# START OF Record set
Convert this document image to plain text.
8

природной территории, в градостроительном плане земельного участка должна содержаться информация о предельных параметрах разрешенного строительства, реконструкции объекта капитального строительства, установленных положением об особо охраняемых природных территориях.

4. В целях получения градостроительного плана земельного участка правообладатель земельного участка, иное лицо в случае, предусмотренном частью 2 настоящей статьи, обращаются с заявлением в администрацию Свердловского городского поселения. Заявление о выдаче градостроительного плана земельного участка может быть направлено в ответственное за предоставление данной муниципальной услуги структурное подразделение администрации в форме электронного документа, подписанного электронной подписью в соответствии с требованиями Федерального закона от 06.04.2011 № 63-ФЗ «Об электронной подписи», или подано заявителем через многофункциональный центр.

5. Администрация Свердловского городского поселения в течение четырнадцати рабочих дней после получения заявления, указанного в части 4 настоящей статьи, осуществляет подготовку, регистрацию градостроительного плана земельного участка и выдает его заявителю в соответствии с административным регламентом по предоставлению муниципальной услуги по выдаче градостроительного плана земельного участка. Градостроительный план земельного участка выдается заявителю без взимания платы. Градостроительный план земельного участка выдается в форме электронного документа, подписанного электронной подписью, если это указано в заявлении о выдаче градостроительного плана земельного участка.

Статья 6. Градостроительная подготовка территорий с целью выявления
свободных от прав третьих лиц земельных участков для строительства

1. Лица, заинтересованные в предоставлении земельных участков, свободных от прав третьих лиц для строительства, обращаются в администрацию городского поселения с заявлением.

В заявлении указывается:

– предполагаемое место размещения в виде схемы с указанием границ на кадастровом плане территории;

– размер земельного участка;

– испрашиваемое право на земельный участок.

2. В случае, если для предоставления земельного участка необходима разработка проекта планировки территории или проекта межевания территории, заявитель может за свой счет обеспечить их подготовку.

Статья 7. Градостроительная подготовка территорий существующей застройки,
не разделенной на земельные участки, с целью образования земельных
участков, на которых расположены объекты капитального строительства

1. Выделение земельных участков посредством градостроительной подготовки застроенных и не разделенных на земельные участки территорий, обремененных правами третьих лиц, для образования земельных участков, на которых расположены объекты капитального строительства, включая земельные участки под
# END OF Record set
Repeat the records above exactly, from the first line to the last.

Solution for this exercise →
Convert this document image to plain text.
8

природной территории, в градостроительном плане земельного участка должна содержаться информация о предельных параметрах разрешенного строительства, реконструкции объекта капитального строительства, установленных положением об особо охраняемых природных территориях.

4. В целях получения градостроительного плана земельного участка правообладатель земельного участка, иное лицо в случае, предусмотренном частью 2 настоящей статьи, обращаются с заявлением в администрацию Свердловского городского поселения. Заявление о выдаче градостроительного плана земельного участка может быть направлено в ответственное за предоставление данной муниципальной услуги структурное подразделение администрации в форме электронного документа, подписанного электронной подписью в соответствии с требованиями Федерального закона от 06.04.2011 № 63-ФЗ «Об электронной подписи», или подано заявителем через многофункциональный центр.

5. Администрация Свердловского городского поселения в течение четырнадцати рабочих дней после получения заявления, указанного в части 4 настоящей статьи, осуществляет подготовку, регистрацию градостроительного плана земельного участка и выдает его заявителю в соответствии с административным регламентом по предоставлению муниципальной услуги по выдаче градостроительного плана земельного участка. Градостроительный план земельного участка выдается заявителю без взимания платы. Градостроительный план земельного участка выдается в форме электронного документа, подписанного электронной подписью, если это указано в заявлении о выдаче градостроительного плана земельного участка.

Статья 6. Градостроительная подготовка территорий с целью выявления
свободных от прав третьих лиц земельных участков для строительства

1. Лица, заинтересованные в предоставлении земельных участков, свободных от прав третьих лиц для строительства, обращаются в администрацию городского поселения с заявлением.

В заявлении указывается:

– предполагаемое место размещения в виде схемы с указанием границ на кадастровом плане территории;

– размер земельного участка;

– испрашиваемое право на земельный участок.

2. В случае, если для предоставления земельного участка необходима разработка проекта планировки территории или проекта межевания территории, заявитель может за свой счет обеспечить их подготовку.

Статья 7. Градостроительная подготовка территорий существующей застройки,
не разделенной на земельные участки, с целью образования земельных
участков, на которых расположены объекты капитального строительства

1. Выделение земельных участков посредством градостроительной подготовки застроенных и не разделенных на земельные участки территорий, обремененных правами третьих лиц, для образования земельных участков, на которых расположены объекты капитального строительства, включая земельные участки под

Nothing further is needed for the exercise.